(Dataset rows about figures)
§

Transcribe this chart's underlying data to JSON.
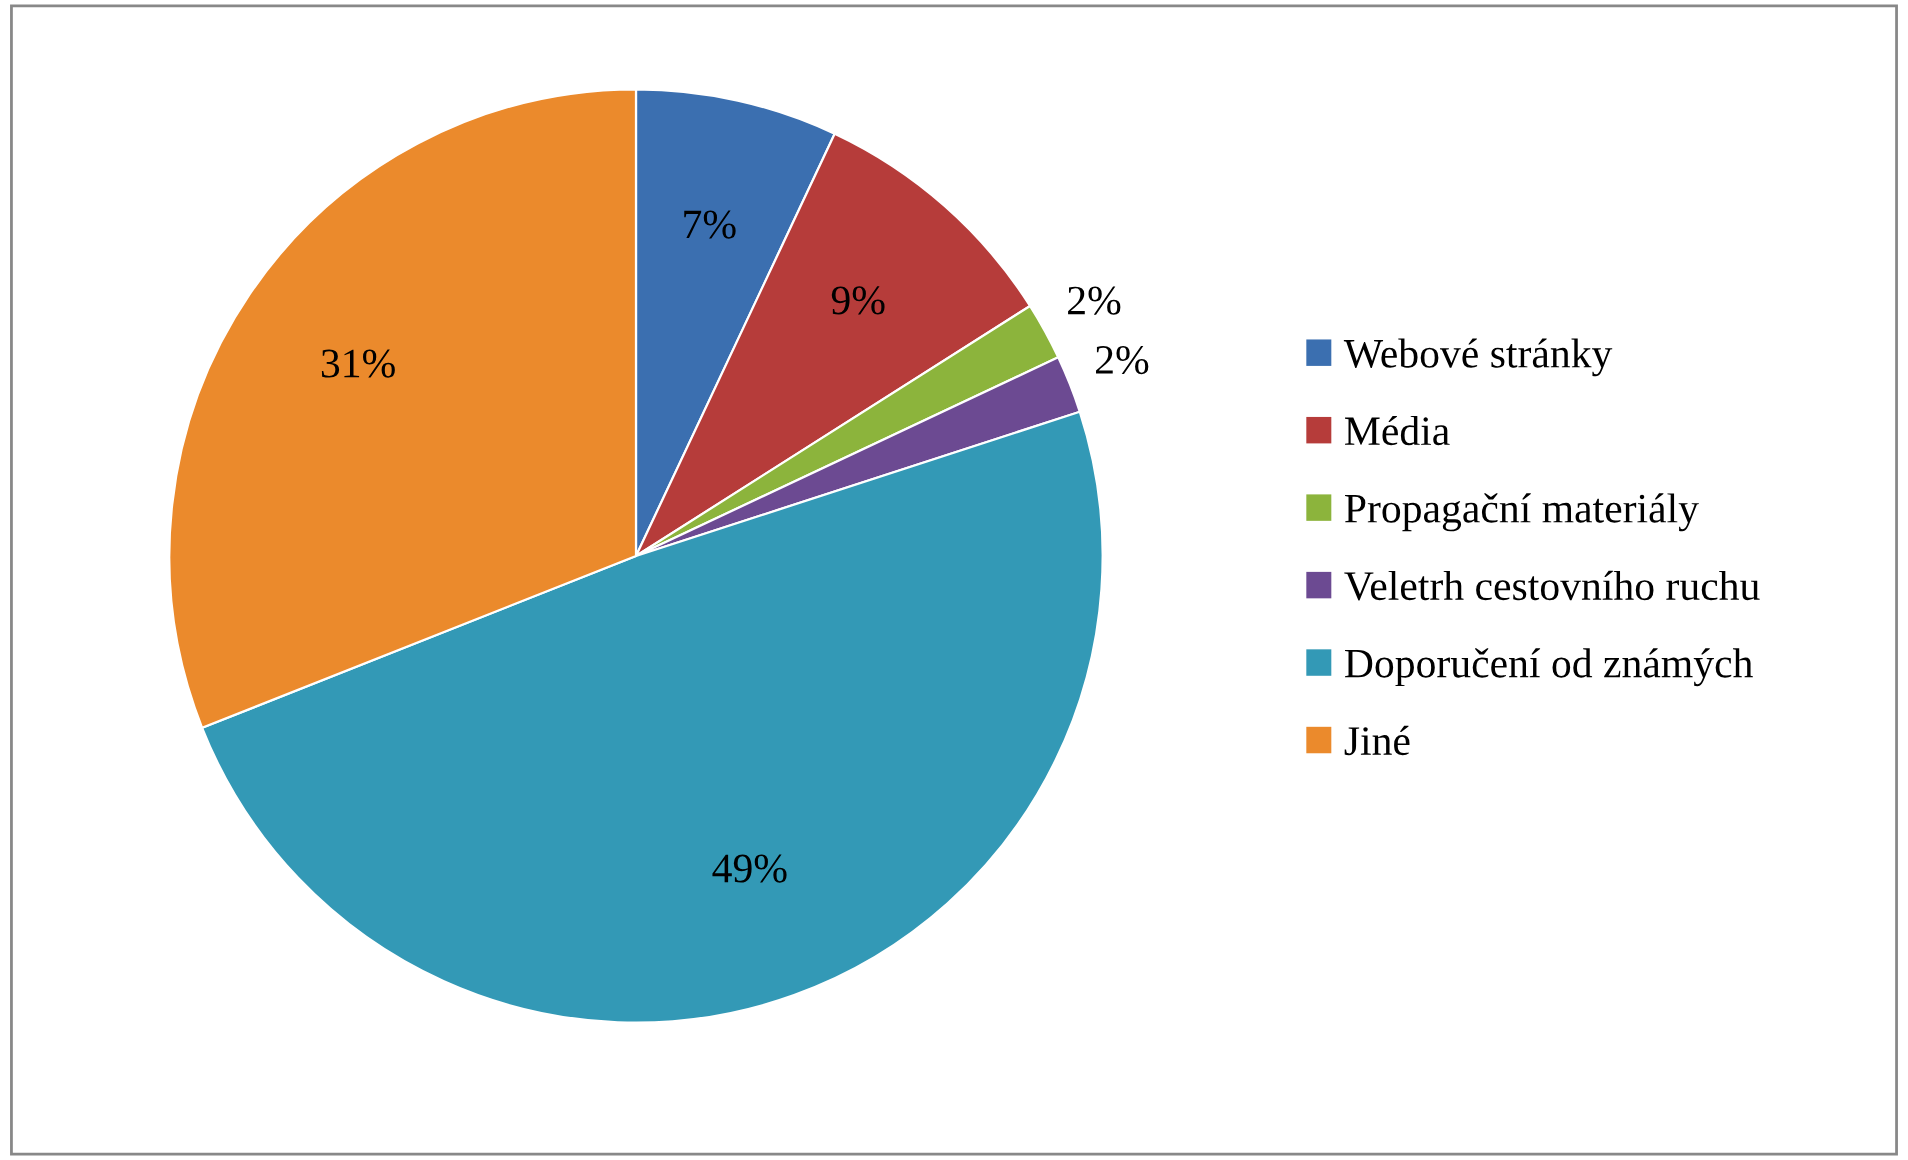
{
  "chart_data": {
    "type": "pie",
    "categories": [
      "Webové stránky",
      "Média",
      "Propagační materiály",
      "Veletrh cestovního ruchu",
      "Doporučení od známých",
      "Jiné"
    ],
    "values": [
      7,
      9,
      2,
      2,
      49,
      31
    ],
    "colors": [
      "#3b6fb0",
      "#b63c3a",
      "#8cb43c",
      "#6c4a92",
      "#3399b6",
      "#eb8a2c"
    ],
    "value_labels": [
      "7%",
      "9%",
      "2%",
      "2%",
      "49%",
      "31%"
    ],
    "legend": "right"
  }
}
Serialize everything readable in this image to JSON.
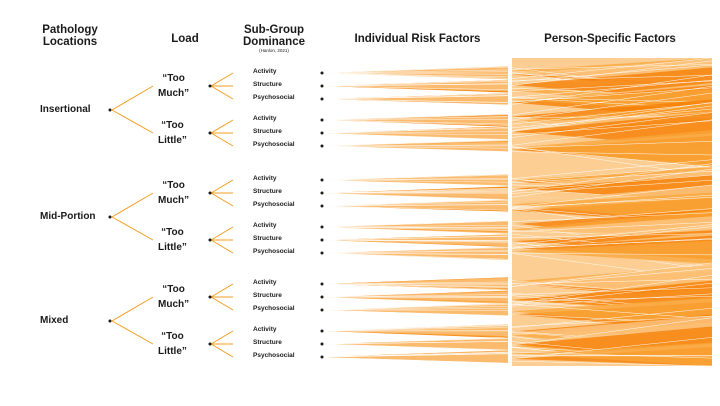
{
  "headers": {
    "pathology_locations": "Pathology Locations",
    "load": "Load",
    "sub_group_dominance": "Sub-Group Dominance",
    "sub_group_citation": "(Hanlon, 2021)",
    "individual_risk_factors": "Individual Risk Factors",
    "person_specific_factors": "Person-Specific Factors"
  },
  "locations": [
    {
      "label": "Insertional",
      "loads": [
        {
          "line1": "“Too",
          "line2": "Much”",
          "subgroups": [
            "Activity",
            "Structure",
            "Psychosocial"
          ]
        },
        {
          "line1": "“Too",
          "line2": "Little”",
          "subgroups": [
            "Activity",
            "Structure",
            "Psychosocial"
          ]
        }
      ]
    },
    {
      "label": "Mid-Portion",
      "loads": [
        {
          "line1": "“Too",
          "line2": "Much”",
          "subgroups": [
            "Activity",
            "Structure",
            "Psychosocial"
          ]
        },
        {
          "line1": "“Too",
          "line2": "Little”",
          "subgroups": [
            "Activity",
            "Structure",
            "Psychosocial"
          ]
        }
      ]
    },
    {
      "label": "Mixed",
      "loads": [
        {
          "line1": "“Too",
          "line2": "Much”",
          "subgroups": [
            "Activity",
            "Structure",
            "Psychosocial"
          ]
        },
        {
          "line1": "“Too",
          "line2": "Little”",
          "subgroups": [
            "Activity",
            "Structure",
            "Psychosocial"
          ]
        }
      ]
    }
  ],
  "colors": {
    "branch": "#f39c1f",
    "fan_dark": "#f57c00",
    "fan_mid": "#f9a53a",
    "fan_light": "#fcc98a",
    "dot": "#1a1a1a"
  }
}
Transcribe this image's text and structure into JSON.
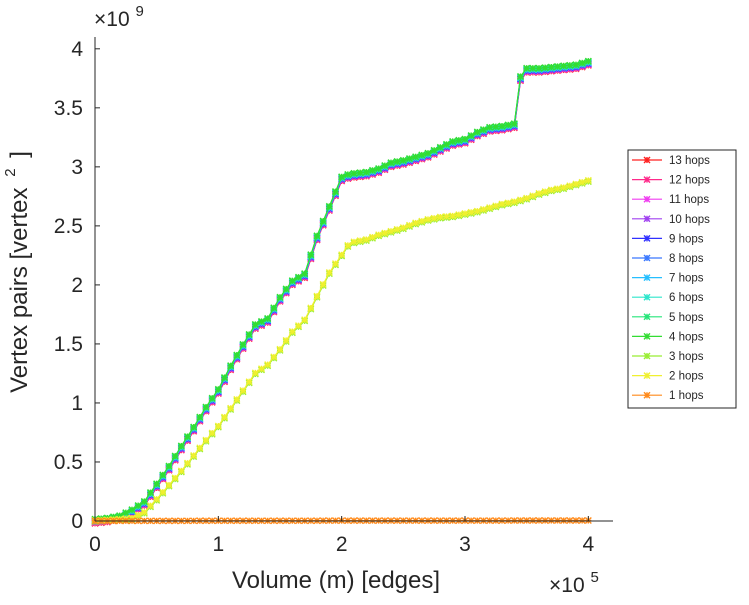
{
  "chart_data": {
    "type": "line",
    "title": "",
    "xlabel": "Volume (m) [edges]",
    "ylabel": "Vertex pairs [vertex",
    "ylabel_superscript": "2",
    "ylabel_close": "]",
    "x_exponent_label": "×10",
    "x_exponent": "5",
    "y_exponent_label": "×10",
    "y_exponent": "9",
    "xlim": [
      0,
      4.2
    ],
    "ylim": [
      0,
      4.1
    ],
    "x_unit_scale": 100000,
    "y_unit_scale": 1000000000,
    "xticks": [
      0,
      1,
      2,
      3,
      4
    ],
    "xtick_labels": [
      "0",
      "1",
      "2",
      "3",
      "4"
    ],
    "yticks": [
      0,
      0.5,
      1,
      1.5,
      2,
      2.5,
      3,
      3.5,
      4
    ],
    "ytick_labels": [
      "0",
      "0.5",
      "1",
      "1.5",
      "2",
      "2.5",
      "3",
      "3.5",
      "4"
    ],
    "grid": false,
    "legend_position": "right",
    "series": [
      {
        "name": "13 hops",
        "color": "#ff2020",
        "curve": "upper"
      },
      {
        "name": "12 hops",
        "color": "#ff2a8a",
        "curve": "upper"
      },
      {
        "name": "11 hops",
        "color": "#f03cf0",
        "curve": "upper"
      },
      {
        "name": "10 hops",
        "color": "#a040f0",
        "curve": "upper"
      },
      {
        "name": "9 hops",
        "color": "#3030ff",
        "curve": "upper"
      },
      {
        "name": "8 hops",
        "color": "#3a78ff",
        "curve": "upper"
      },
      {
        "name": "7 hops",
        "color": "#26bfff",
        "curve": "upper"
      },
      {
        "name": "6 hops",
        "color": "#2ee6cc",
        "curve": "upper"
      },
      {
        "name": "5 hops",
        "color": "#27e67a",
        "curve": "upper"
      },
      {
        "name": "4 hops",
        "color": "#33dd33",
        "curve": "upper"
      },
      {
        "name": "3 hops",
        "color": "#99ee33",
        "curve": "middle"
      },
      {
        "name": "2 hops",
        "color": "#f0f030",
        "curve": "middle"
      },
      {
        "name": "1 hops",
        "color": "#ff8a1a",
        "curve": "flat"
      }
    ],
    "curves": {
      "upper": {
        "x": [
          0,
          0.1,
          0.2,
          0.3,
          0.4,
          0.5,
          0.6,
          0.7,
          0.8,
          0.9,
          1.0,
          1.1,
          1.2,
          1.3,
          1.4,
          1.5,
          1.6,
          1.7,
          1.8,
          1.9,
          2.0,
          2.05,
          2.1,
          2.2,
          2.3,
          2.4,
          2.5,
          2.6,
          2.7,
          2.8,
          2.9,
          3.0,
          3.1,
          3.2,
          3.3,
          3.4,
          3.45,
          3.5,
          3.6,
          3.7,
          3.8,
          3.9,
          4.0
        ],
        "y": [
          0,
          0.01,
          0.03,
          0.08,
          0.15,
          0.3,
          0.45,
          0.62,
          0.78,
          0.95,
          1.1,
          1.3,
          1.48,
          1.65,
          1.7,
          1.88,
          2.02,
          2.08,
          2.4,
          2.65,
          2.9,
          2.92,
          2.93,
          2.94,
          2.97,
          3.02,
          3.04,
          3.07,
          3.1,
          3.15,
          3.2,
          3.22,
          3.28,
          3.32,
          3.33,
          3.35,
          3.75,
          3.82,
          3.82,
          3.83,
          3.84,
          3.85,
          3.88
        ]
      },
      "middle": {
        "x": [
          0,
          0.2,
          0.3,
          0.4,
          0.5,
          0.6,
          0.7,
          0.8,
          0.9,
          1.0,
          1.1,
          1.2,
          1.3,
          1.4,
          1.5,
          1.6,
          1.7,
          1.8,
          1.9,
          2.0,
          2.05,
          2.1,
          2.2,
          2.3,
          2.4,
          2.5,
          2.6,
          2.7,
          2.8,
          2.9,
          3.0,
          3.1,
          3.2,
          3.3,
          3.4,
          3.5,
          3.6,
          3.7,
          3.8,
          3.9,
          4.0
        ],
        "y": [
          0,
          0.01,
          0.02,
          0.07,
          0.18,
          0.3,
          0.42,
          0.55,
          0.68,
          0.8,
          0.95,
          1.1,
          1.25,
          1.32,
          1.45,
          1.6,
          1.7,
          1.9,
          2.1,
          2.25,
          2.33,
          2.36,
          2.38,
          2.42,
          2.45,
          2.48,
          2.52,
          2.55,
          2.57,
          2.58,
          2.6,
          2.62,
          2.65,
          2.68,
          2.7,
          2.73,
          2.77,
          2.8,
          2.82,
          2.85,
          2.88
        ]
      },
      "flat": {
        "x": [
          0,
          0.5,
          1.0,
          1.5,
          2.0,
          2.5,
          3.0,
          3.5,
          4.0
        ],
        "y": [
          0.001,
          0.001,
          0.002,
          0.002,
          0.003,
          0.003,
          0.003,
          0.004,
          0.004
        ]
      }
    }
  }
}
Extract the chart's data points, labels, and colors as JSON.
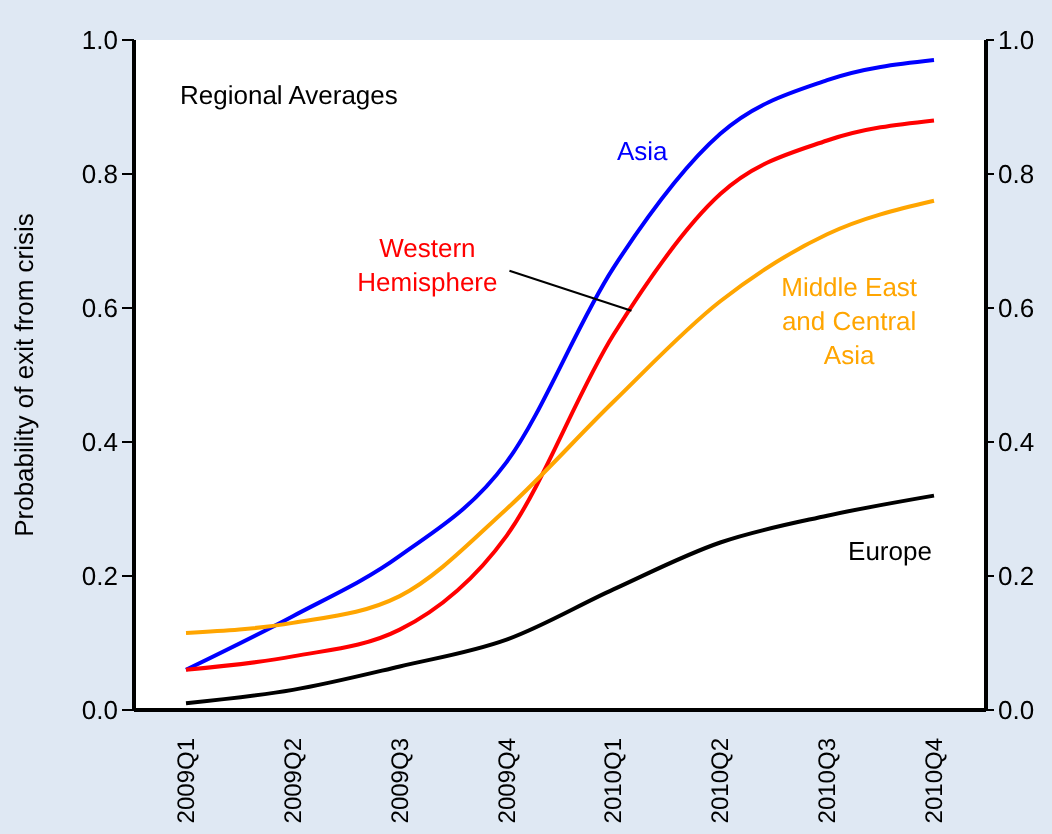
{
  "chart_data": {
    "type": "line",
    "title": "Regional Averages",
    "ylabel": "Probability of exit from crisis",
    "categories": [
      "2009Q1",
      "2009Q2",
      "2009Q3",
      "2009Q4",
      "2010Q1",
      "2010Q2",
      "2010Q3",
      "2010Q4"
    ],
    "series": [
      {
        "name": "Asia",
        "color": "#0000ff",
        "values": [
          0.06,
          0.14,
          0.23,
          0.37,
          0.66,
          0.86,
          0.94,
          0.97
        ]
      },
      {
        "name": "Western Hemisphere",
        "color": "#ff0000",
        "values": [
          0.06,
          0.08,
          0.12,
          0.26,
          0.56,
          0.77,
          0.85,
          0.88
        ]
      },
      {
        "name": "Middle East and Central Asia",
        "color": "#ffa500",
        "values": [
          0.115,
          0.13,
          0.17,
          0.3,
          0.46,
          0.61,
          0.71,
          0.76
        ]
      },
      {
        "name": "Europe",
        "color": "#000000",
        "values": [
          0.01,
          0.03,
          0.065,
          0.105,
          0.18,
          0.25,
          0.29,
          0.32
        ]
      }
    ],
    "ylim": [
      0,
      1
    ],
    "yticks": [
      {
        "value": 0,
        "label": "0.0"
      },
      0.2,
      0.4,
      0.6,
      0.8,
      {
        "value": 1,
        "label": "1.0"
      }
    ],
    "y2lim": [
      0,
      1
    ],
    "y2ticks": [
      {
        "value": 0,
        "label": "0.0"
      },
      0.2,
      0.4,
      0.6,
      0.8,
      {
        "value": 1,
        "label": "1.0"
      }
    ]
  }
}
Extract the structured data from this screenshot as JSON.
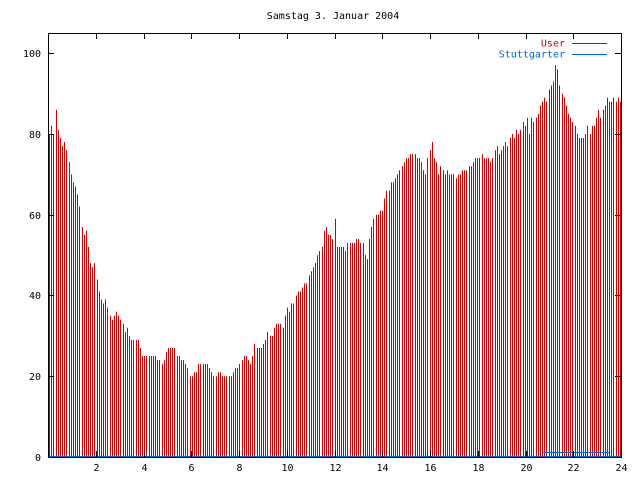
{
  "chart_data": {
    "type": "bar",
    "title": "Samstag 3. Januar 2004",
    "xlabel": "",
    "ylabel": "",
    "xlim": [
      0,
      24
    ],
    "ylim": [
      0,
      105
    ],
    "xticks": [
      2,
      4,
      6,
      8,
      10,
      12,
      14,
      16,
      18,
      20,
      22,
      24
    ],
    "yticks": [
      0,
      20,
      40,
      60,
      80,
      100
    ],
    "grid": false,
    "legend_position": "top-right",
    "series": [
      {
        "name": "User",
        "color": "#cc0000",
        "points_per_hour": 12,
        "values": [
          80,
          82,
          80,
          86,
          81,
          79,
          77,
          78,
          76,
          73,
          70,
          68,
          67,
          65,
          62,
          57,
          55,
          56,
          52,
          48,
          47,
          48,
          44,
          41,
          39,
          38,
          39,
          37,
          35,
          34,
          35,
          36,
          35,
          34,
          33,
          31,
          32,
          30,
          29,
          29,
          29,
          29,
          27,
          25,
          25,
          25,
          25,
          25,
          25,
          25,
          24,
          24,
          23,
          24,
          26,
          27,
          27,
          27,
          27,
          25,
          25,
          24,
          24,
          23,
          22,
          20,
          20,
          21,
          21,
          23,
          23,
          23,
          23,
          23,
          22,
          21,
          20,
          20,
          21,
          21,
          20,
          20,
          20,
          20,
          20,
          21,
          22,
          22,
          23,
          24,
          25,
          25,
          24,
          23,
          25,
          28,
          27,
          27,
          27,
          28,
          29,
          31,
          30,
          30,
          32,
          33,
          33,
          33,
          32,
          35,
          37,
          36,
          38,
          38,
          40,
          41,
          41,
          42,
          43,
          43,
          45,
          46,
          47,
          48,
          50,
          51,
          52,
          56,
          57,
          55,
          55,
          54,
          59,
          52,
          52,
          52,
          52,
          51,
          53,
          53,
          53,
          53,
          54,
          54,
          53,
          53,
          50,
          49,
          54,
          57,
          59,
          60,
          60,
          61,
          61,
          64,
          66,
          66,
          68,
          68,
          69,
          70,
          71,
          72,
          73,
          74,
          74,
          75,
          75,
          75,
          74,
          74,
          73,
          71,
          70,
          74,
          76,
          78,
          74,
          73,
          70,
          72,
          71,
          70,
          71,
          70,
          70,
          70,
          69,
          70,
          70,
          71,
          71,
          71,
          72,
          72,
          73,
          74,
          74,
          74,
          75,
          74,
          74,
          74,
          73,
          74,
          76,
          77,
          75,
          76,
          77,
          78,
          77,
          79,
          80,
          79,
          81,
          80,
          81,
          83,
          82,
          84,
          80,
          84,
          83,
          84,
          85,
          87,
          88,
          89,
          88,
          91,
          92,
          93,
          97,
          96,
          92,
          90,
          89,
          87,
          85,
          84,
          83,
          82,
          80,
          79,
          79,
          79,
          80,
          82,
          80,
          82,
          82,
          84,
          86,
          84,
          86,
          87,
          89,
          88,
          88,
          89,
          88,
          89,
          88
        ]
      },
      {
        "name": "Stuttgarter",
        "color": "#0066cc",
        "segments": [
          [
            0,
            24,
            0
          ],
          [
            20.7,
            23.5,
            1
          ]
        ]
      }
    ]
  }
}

§

THE PROBLEM ▸
Collect the lines that hold "image".

OUTPUT OF THE TASK ▸
Serialize everything readable in this image to JSON.
Transcribe this image's text and structure into JSON.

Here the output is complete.